## What is expected:
Copy the entries exactly, leaving out nothing.

========

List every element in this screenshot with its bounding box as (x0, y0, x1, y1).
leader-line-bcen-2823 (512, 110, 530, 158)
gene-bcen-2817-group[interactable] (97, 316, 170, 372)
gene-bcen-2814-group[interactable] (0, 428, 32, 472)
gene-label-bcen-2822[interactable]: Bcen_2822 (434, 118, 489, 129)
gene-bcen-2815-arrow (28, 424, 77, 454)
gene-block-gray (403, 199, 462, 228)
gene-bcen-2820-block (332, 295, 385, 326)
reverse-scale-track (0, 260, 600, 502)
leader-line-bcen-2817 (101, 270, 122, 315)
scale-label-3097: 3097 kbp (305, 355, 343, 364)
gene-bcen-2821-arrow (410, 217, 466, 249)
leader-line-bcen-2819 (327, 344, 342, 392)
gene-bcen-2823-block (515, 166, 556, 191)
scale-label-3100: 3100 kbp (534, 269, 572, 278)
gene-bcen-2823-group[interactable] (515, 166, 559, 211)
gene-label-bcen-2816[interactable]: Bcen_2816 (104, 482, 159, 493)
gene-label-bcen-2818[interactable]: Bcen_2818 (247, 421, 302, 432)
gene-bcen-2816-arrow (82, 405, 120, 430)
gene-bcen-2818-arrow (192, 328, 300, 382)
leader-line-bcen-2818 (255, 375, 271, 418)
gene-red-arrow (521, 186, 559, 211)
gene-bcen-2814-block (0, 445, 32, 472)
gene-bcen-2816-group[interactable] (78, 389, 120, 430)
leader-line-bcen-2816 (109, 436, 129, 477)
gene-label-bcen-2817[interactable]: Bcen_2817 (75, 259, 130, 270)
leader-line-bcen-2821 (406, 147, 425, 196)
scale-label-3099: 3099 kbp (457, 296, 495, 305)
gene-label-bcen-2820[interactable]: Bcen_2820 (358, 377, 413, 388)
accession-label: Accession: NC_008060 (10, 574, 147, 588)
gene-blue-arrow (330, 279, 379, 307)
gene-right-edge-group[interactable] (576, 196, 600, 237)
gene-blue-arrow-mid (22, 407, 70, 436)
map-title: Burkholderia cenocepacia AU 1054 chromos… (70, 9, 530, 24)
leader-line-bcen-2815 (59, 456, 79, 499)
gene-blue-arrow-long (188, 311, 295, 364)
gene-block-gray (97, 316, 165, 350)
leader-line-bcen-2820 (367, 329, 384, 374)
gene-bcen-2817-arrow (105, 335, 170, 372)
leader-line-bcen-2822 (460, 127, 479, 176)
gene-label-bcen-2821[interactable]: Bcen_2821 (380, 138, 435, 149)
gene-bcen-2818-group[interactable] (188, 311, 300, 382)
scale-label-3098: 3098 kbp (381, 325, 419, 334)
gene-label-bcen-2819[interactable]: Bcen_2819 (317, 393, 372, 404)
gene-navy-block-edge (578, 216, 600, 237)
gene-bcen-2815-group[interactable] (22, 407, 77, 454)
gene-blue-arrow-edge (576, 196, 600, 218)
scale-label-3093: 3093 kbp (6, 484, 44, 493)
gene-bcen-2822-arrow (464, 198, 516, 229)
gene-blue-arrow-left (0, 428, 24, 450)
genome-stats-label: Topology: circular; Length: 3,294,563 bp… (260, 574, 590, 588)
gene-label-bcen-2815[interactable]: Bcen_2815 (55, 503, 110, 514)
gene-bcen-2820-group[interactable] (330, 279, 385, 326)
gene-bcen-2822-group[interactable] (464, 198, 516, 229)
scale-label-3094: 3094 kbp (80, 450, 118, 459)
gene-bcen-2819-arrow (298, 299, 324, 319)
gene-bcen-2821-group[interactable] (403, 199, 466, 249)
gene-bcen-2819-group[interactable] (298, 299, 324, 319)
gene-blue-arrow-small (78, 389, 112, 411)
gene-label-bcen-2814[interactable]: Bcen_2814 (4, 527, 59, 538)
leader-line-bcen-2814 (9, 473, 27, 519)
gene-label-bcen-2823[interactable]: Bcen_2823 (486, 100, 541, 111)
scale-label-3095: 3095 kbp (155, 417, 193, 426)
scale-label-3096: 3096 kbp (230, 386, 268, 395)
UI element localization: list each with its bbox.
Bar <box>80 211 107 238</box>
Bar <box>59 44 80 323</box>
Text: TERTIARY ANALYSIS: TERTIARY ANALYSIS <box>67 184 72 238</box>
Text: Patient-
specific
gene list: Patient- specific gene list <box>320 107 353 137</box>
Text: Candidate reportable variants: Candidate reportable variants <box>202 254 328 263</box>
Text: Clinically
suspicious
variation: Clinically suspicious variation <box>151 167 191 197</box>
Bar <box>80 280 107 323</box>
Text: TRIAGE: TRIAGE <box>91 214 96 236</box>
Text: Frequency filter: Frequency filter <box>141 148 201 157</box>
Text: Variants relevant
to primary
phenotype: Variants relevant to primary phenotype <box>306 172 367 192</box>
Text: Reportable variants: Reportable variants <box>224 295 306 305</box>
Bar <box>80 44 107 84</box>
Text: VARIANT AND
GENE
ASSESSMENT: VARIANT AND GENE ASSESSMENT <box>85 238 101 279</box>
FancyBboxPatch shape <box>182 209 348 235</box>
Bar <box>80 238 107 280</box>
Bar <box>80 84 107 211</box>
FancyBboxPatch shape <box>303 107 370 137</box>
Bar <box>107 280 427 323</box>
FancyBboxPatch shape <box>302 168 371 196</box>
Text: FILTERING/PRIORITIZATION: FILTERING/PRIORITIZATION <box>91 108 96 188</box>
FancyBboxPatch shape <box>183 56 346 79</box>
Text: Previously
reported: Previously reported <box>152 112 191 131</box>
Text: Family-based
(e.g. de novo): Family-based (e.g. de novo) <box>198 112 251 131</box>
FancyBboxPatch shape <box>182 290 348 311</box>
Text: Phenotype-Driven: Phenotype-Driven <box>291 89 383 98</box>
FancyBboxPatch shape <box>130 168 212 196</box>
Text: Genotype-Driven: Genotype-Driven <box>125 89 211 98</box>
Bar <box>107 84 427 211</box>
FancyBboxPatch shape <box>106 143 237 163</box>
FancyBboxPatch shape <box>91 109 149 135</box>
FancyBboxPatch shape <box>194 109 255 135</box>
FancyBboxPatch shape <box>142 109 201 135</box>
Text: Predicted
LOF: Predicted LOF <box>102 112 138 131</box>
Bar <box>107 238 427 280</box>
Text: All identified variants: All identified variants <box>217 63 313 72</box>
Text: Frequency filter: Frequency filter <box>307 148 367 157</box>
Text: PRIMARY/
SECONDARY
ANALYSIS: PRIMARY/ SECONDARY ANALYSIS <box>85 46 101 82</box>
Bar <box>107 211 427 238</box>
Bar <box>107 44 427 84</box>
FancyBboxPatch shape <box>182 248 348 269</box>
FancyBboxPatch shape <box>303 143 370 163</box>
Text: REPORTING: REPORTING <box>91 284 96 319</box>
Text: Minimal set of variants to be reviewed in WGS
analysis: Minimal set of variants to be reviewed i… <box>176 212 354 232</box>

========

## Task response:
List every element in this screenshot with its bounding box as (x0, y0, x1, y1).
leader-line-bcen-2823 (512, 110, 530, 158)
gene-bcen-2817-group[interactable] (97, 316, 170, 372)
gene-bcen-2814-group[interactable] (0, 428, 32, 472)
gene-label-bcen-2822[interactable]: Bcen_2822 (434, 118, 489, 129)
gene-bcen-2815-arrow (28, 424, 77, 454)
gene-block-gray (403, 199, 462, 228)
gene-bcen-2820-block (332, 295, 385, 326)
reverse-scale-track (0, 260, 600, 502)
leader-line-bcen-2817 (101, 270, 122, 315)
scale-label-3097: 3097 kbp (305, 355, 343, 364)
gene-bcen-2821-arrow (410, 217, 466, 249)
leader-line-bcen-2819 (327, 344, 342, 392)
gene-bcen-2823-block (515, 166, 556, 191)
scale-label-3100: 3100 kbp (534, 269, 572, 278)
gene-bcen-2823-group[interactable] (515, 166, 559, 211)
gene-label-bcen-2816[interactable]: Bcen_2816 (104, 482, 159, 493)
gene-label-bcen-2818[interactable]: Bcen_2818 (247, 421, 302, 432)
gene-bcen-2816-arrow (82, 405, 120, 430)
gene-bcen-2818-arrow (192, 328, 300, 382)
leader-line-bcen-2818 (255, 375, 271, 418)
gene-red-arrow (521, 186, 559, 211)
gene-bcen-2814-block (0, 445, 32, 472)
gene-bcen-2816-group[interactable] (78, 389, 120, 430)
leader-line-bcen-2816 (109, 436, 129, 477)
gene-label-bcen-2817[interactable]: Bcen_2817 (75, 259, 130, 270)
leader-line-bcen-2821 (406, 147, 425, 196)
scale-label-3099: 3099 kbp (457, 296, 495, 305)
gene-label-bcen-2820[interactable]: Bcen_2820 (358, 377, 413, 388)
accession-label: Accession: NC_008060 (10, 574, 147, 588)
gene-blue-arrow (330, 279, 379, 307)
gene-right-edge-group[interactable] (576, 196, 600, 237)
gene-blue-arrow-mid (22, 407, 70, 436)
map-title: Burkholderia cenocepacia AU 1054 chromos… (70, 9, 530, 24)
leader-line-bcen-2815 (59, 456, 79, 499)
gene-blue-arrow-long (188, 311, 295, 364)
gene-block-gray (97, 316, 165, 350)
leader-line-bcen-2820 (367, 329, 384, 374)
gene-bcen-2817-arrow (105, 335, 170, 372)
leader-line-bcen-2822 (460, 127, 479, 176)
gene-label-bcen-2821[interactable]: Bcen_2821 (380, 138, 435, 149)
gene-bcen-2818-group[interactable] (188, 311, 300, 382)
scale-label-3098: 3098 kbp (381, 325, 419, 334)
gene-label-bcen-2819[interactable]: Bcen_2819 (317, 393, 372, 404)
gene-navy-block-edge (578, 216, 600, 237)
gene-bcen-2815-group[interactable] (22, 407, 77, 454)
gene-blue-arrow-edge (576, 196, 600, 218)
scale-label-3093: 3093 kbp (6, 484, 44, 493)
gene-bcen-2822-arrow (464, 198, 516, 229)
gene-blue-arrow-left (0, 428, 24, 450)
genome-stats-label: Topology: circular; Length: 3,294,563 bp… (260, 574, 590, 588)
gene-label-bcen-2815[interactable]: Bcen_2815 (55, 503, 110, 514)
gene-bcen-2820-group[interactable] (330, 279, 385, 326)
gene-bcen-2822-group[interactable] (464, 198, 516, 229)
scale-label-3094: 3094 kbp (80, 450, 118, 459)
gene-bcen-2819-arrow (298, 299, 324, 319)
gene-bcen-2821-group[interactable] (403, 199, 466, 249)
gene-bcen-2819-group[interactable] (298, 299, 324, 319)
gene-blue-arrow-small (78, 389, 112, 411)
gene-label-bcen-2814[interactable]: Bcen_2814 (4, 527, 59, 538)
leader-line-bcen-2814 (9, 473, 27, 519)
gene-label-bcen-2823[interactable]: Bcen_2823 (486, 100, 541, 111)
scale-label-3095: 3095 kbp (155, 417, 193, 426)
scale-label-3096: 3096 kbp (230, 386, 268, 395)
UI element localization: list each with its bbox.
Bar <box>80 211 107 238</box>
Bar <box>59 44 80 323</box>
Text: TERTIARY ANALYSIS: TERTIARY ANALYSIS <box>67 184 72 238</box>
Text: Patient-
specific
gene list: Patient- specific gene list <box>320 107 353 137</box>
Text: Candidate reportable variants: Candidate reportable variants <box>202 254 328 263</box>
Text: Clinically
suspicious
variation: Clinically suspicious variation <box>151 167 191 197</box>
Bar <box>80 280 107 323</box>
Text: TRIAGE: TRIAGE <box>91 214 96 236</box>
Text: Frequency filter: Frequency filter <box>141 148 201 157</box>
Text: Variants relevant
to primary
phenotype: Variants relevant to primary phenotype <box>306 172 367 192</box>
Text: Reportable variants: Reportable variants <box>224 295 306 305</box>
Bar <box>80 44 107 84</box>
Text: VARIANT AND
GENE
ASSESSMENT: VARIANT AND GENE ASSESSMENT <box>85 238 101 279</box>
FancyBboxPatch shape <box>182 209 348 235</box>
Bar <box>80 238 107 280</box>
Bar <box>80 84 107 211</box>
FancyBboxPatch shape <box>303 107 370 137</box>
Bar <box>107 280 427 323</box>
FancyBboxPatch shape <box>302 168 371 196</box>
Text: FILTERING/PRIORITIZATION: FILTERING/PRIORITIZATION <box>91 108 96 188</box>
FancyBboxPatch shape <box>183 56 346 79</box>
Text: Previously
reported: Previously reported <box>152 112 191 131</box>
Text: Family-based
(e.g. de novo): Family-based (e.g. de novo) <box>198 112 251 131</box>
FancyBboxPatch shape <box>182 290 348 311</box>
Text: Phenotype-Driven: Phenotype-Driven <box>291 89 383 98</box>
FancyBboxPatch shape <box>130 168 212 196</box>
Text: Genotype-Driven: Genotype-Driven <box>125 89 211 98</box>
Bar <box>107 84 427 211</box>
FancyBboxPatch shape <box>106 143 237 163</box>
FancyBboxPatch shape <box>91 109 149 135</box>
FancyBboxPatch shape <box>194 109 255 135</box>
FancyBboxPatch shape <box>142 109 201 135</box>
Text: Predicted
LOF: Predicted LOF <box>102 112 138 131</box>
Bar <box>107 238 427 280</box>
Text: All identified variants: All identified variants <box>217 63 313 72</box>
Text: Frequency filter: Frequency filter <box>307 148 367 157</box>
Text: PRIMARY/
SECONDARY
ANALYSIS: PRIMARY/ SECONDARY ANALYSIS <box>85 46 101 82</box>
Bar <box>107 211 427 238</box>
Bar <box>107 44 427 84</box>
FancyBboxPatch shape <box>182 248 348 269</box>
FancyBboxPatch shape <box>303 143 370 163</box>
Text: REPORTING: REPORTING <box>91 284 96 319</box>
Text: Minimal set of variants to be reviewed in WGS
analysis: Minimal set of variants to be reviewed i… <box>176 212 354 232</box>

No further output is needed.